● Problem
Filter the entries below, keeping every line that has the word "icon".

● Recorded data
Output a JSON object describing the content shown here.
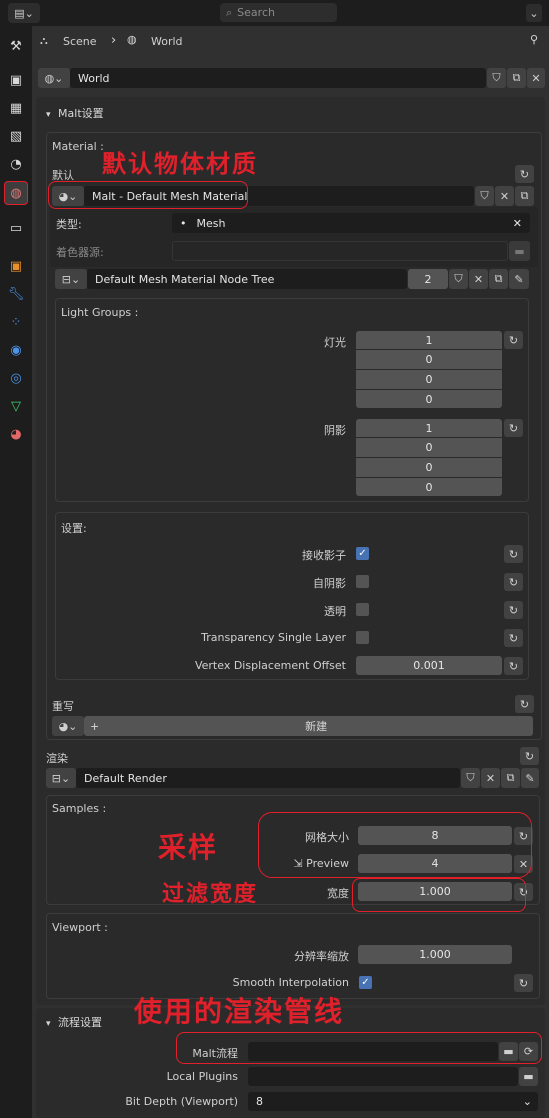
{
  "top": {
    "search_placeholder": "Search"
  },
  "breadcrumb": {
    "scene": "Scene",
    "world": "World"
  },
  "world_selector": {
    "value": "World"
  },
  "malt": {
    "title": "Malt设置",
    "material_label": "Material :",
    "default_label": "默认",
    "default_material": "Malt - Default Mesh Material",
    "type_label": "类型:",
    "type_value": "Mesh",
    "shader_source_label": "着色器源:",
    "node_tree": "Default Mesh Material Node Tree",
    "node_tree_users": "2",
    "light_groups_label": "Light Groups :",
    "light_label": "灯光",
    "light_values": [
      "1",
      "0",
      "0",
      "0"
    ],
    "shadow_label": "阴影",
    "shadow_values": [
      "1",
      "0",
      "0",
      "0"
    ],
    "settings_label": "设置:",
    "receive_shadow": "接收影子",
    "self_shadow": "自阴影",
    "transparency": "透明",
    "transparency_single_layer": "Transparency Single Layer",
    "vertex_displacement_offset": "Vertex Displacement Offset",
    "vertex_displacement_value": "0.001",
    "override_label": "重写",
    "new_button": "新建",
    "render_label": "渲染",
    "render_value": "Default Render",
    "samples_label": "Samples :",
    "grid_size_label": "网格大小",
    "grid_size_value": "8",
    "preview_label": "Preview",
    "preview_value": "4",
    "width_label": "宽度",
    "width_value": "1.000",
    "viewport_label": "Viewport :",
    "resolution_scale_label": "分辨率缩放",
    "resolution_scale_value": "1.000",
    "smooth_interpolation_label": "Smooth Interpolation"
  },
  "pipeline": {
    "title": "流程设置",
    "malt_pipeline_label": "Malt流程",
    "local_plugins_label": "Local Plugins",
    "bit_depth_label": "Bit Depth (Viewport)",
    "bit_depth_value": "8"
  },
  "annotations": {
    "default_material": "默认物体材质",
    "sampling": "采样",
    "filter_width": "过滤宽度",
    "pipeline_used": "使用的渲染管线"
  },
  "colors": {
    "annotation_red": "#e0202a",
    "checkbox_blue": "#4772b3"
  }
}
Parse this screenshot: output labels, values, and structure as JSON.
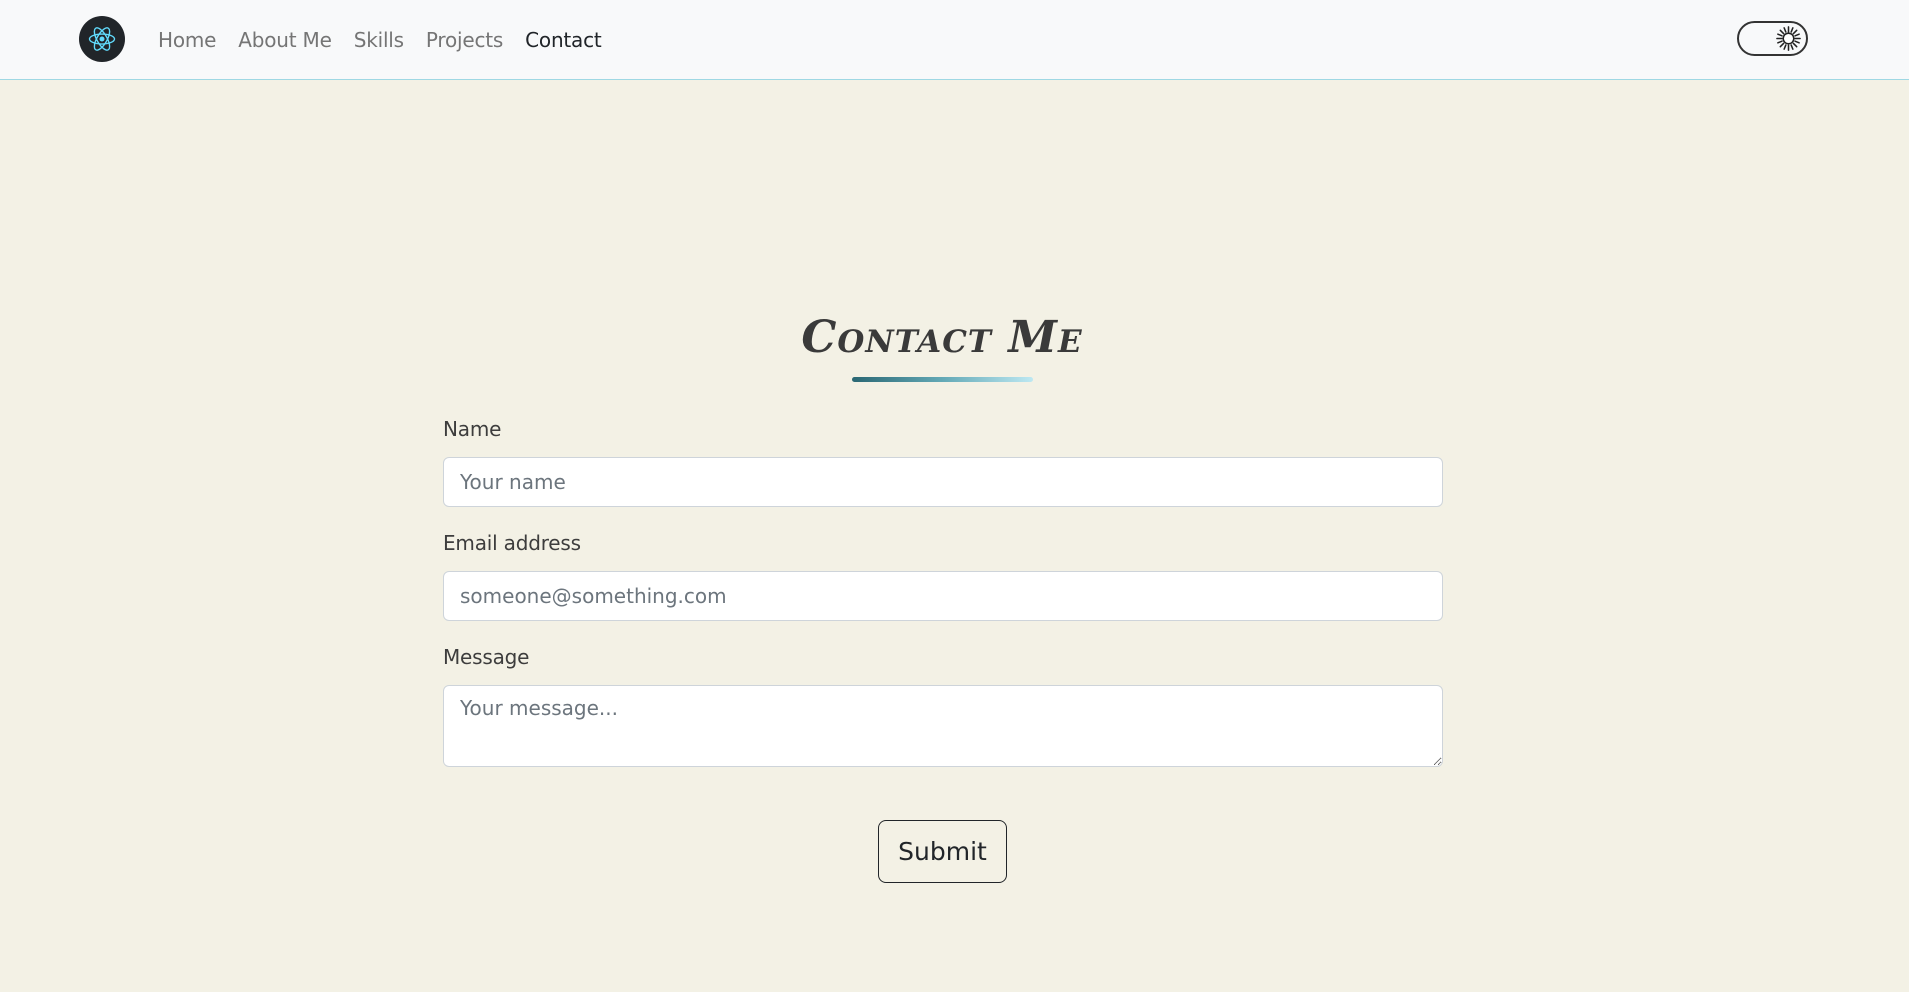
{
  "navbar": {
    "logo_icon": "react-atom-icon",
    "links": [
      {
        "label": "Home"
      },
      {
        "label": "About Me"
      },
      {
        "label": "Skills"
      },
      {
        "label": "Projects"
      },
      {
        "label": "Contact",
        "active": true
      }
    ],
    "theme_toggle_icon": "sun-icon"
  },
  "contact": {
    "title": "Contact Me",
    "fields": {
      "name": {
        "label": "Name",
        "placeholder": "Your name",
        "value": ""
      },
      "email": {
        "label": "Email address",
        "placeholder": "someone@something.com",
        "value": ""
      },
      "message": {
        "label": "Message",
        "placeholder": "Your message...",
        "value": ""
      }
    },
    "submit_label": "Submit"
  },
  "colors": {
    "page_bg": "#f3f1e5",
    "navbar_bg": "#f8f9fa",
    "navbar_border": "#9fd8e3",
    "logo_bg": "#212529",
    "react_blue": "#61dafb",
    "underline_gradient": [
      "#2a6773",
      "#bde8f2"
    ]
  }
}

● Answer for this exercise
    "logo_icon": "react-atom-icon",
    "theme_toggle_icon": "sun-icon"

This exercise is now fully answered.